Set exercise: Copy out the lines below unchanged, from the first line through the line with "- colorbar-tick-label: 4: [255, 782, 264, 796]", and include that last line.

━━━━━━━━━━━━━━━━━━━━

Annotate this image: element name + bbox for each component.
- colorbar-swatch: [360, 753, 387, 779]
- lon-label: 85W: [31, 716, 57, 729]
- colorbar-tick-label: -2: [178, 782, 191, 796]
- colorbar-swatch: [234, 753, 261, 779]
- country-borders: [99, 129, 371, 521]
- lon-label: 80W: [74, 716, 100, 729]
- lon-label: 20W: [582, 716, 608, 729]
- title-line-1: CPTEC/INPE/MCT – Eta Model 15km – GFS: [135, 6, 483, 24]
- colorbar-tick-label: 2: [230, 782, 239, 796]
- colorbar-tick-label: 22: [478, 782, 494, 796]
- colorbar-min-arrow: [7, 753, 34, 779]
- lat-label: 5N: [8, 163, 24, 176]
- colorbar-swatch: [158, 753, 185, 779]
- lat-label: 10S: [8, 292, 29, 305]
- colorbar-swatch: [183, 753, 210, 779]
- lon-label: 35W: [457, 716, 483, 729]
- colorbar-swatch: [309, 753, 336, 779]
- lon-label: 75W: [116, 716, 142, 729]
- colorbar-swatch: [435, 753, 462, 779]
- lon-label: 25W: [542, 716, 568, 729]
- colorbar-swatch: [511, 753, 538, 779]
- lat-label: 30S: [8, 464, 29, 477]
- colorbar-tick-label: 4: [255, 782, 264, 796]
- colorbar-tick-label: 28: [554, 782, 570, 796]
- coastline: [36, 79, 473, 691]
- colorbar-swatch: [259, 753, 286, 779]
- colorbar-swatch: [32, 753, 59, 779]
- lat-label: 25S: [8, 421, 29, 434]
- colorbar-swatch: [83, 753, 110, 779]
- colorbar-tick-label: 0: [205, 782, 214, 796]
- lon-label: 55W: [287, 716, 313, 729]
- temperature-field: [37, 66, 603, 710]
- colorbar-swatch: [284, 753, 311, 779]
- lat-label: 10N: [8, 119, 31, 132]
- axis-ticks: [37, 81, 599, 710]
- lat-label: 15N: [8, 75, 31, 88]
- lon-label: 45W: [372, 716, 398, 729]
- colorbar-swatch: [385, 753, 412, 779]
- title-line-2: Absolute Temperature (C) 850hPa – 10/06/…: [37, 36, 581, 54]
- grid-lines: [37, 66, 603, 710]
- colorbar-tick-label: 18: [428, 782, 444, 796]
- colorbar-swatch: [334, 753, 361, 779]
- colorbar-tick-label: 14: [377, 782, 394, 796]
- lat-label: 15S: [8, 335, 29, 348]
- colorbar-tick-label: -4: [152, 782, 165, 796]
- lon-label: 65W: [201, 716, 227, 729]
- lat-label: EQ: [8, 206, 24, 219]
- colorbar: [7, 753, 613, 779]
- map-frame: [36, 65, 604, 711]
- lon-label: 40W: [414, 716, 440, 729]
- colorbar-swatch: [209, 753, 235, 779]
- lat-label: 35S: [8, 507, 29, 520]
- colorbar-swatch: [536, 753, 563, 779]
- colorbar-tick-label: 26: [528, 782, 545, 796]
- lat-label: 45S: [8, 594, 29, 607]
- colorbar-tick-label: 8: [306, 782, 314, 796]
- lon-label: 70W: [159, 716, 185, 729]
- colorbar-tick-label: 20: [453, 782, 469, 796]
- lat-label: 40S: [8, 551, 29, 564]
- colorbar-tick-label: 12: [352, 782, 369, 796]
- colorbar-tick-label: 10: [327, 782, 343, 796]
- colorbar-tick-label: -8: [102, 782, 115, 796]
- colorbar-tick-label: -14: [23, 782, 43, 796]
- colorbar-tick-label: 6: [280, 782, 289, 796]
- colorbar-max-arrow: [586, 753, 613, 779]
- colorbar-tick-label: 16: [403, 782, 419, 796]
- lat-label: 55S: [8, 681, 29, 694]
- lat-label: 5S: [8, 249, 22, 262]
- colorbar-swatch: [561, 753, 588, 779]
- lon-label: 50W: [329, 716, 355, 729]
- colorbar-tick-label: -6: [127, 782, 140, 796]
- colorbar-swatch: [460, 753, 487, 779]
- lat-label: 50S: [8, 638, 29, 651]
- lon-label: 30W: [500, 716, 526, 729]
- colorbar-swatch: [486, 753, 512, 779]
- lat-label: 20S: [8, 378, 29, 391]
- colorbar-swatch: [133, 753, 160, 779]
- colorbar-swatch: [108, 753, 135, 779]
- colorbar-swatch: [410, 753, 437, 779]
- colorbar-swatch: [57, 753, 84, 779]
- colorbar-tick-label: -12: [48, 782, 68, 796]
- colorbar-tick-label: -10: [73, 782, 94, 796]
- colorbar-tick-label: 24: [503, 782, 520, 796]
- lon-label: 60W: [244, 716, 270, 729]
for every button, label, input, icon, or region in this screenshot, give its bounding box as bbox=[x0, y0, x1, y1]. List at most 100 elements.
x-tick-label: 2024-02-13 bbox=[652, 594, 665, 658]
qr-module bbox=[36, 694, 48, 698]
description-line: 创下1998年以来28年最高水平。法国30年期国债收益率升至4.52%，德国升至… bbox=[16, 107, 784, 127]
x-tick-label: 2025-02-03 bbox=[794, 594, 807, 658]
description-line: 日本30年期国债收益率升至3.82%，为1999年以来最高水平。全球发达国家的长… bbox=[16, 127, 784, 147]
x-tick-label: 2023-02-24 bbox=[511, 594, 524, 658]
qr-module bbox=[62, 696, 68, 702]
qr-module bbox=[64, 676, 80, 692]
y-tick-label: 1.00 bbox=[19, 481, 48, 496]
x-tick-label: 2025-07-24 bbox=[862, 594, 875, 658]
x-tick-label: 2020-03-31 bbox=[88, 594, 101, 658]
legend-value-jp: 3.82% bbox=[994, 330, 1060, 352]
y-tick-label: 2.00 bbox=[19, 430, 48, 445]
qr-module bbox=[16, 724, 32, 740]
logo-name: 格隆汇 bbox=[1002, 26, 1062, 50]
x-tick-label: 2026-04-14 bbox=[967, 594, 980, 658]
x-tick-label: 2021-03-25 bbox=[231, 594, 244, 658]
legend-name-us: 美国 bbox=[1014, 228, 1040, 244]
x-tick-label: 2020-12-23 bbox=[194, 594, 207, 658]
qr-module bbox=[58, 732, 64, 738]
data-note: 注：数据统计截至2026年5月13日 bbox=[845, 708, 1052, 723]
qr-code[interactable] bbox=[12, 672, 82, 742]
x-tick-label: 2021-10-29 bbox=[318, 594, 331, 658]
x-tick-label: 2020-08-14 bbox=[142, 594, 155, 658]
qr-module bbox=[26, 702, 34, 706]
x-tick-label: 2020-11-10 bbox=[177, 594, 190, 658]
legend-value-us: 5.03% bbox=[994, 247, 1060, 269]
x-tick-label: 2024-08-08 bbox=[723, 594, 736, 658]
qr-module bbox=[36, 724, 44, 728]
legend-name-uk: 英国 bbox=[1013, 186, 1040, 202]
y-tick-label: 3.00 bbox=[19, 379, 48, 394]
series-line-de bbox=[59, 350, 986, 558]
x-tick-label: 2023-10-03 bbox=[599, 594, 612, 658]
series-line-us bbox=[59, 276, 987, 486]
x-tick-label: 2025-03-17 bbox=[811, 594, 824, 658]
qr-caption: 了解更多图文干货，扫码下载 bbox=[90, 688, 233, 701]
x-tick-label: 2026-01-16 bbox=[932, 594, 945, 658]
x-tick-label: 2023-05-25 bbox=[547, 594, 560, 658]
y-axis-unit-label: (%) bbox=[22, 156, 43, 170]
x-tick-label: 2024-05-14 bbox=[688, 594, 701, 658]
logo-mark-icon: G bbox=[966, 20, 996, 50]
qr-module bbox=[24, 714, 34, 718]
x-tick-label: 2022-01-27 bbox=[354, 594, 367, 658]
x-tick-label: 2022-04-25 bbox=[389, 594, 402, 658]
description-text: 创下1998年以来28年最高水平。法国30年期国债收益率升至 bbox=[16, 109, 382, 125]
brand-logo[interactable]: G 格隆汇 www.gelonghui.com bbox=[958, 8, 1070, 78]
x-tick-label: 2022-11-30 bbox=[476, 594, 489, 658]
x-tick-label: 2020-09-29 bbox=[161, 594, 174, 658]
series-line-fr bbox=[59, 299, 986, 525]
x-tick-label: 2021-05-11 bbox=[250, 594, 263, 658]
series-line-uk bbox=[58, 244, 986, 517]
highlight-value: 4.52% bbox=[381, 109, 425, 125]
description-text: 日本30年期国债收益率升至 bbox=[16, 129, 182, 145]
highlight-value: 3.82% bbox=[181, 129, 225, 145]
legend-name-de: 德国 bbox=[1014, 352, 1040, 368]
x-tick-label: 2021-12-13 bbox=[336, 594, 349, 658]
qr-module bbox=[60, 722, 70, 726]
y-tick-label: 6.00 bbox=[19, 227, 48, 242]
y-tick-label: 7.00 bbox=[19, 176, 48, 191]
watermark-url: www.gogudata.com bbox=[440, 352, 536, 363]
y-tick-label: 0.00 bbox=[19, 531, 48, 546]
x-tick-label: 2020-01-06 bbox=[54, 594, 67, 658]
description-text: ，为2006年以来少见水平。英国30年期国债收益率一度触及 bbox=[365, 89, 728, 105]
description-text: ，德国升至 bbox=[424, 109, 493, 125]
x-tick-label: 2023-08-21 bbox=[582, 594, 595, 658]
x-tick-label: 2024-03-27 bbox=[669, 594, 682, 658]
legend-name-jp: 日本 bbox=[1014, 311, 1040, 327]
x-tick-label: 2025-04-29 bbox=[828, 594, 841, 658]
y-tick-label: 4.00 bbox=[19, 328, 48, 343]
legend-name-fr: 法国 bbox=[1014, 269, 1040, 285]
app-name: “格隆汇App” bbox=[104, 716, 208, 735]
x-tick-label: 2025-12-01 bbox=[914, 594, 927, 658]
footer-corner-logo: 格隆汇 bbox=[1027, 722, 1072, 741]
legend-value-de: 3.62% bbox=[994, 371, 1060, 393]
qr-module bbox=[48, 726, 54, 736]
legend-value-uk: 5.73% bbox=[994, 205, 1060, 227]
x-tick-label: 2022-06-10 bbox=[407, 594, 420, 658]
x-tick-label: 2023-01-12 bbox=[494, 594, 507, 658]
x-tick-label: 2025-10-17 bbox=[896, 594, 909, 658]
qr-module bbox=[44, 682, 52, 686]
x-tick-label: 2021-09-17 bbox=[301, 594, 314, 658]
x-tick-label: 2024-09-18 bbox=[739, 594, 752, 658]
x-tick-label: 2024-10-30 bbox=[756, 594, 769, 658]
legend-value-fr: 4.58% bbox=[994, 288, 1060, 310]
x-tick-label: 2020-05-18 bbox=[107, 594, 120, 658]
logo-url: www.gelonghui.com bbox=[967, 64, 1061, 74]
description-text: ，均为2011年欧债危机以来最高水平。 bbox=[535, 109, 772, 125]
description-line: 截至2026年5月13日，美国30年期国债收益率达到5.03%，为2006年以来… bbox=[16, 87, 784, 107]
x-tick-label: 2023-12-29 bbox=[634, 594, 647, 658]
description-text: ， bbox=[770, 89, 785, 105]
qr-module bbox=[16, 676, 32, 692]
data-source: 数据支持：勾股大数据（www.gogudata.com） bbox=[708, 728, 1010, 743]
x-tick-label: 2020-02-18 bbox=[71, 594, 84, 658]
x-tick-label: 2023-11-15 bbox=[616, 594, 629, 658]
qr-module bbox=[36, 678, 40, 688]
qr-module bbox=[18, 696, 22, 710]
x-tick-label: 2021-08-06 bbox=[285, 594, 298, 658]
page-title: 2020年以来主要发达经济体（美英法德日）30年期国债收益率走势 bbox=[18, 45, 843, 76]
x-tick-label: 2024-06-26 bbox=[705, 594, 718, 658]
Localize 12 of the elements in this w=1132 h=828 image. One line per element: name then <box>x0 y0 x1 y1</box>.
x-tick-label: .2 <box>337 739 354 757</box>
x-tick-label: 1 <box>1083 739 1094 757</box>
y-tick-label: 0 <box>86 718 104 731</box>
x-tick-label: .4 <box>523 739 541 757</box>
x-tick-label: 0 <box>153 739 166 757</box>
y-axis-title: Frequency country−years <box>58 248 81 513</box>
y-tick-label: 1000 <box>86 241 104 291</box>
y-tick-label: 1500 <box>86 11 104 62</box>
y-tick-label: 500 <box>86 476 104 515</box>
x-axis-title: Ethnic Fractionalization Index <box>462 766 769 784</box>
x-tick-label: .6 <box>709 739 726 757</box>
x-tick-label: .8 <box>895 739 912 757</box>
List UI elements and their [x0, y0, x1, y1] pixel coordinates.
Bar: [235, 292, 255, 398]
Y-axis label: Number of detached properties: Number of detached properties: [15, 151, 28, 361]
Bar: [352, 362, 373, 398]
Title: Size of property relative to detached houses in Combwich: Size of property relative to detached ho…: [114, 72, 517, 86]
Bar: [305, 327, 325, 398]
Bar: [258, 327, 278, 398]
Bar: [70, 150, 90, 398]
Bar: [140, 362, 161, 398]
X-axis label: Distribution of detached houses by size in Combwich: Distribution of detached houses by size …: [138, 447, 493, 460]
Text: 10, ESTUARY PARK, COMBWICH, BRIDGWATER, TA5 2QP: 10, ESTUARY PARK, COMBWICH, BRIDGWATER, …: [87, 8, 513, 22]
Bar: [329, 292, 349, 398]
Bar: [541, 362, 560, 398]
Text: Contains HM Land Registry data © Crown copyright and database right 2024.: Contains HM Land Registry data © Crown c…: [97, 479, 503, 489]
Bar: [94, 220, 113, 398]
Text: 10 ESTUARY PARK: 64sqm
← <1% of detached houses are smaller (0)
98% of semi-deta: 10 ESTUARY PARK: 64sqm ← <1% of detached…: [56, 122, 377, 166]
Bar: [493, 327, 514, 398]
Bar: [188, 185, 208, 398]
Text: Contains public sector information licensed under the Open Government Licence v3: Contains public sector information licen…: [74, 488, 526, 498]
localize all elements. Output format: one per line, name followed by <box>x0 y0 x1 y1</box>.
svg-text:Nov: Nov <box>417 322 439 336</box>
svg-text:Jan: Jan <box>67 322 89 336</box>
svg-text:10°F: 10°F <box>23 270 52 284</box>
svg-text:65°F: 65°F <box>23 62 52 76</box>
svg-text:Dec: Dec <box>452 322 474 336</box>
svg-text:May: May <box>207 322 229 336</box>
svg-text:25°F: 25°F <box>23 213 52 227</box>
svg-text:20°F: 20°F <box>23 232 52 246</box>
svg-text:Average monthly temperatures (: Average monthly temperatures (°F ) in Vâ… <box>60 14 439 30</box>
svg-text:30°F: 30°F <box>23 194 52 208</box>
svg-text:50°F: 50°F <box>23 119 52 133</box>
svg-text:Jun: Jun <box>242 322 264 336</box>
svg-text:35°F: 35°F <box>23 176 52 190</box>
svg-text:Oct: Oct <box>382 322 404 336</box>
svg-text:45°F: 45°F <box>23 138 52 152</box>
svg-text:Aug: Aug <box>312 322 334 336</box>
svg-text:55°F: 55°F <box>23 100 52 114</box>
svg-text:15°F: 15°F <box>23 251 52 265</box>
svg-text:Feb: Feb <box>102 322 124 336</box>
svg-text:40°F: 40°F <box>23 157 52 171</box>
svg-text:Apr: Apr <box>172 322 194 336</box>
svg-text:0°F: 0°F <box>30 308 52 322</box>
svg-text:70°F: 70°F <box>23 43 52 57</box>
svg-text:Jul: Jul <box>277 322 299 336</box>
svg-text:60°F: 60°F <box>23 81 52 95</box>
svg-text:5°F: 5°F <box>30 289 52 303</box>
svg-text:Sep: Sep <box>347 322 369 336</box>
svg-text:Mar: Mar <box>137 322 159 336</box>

━━━━━━━━━━━━━━━━━━━━

Result:
Annotate this image: element name + bbox for each component.
- colorbar-swatch: [360, 753, 387, 779]
- lon-label: 85W: [31, 716, 57, 729]
- colorbar-tick-label: -2: [178, 782, 191, 796]
- colorbar-swatch: [234, 753, 261, 779]
- country-borders: [99, 129, 371, 521]
- lon-label: 80W: [74, 716, 100, 729]
- lon-label: 20W: [582, 716, 608, 729]
- title-line-1: CPTEC/INPE/MCT – Eta Model 15km – GFS: [135, 6, 483, 24]
- colorbar-tick-label: 2: [230, 782, 239, 796]
- colorbar-tick-label: 22: [478, 782, 494, 796]
- colorbar-min-arrow: [7, 753, 34, 779]
- lat-label: 5N: [8, 163, 24, 176]
- colorbar-swatch: [158, 753, 185, 779]
- lat-label: 10S: [8, 292, 29, 305]
- colorbar-swatch: [183, 753, 210, 779]
- lon-label: 35W: [457, 716, 483, 729]
- colorbar-swatch: [309, 753, 336, 779]
- lon-label: 75W: [116, 716, 142, 729]
- colorbar-swatch: [435, 753, 462, 779]
- lon-label: 25W: [542, 716, 568, 729]
- colorbar-swatch: [511, 753, 538, 779]
- lat-label: 30S: [8, 464, 29, 477]
- colorbar-tick-label: 4: [255, 782, 264, 796]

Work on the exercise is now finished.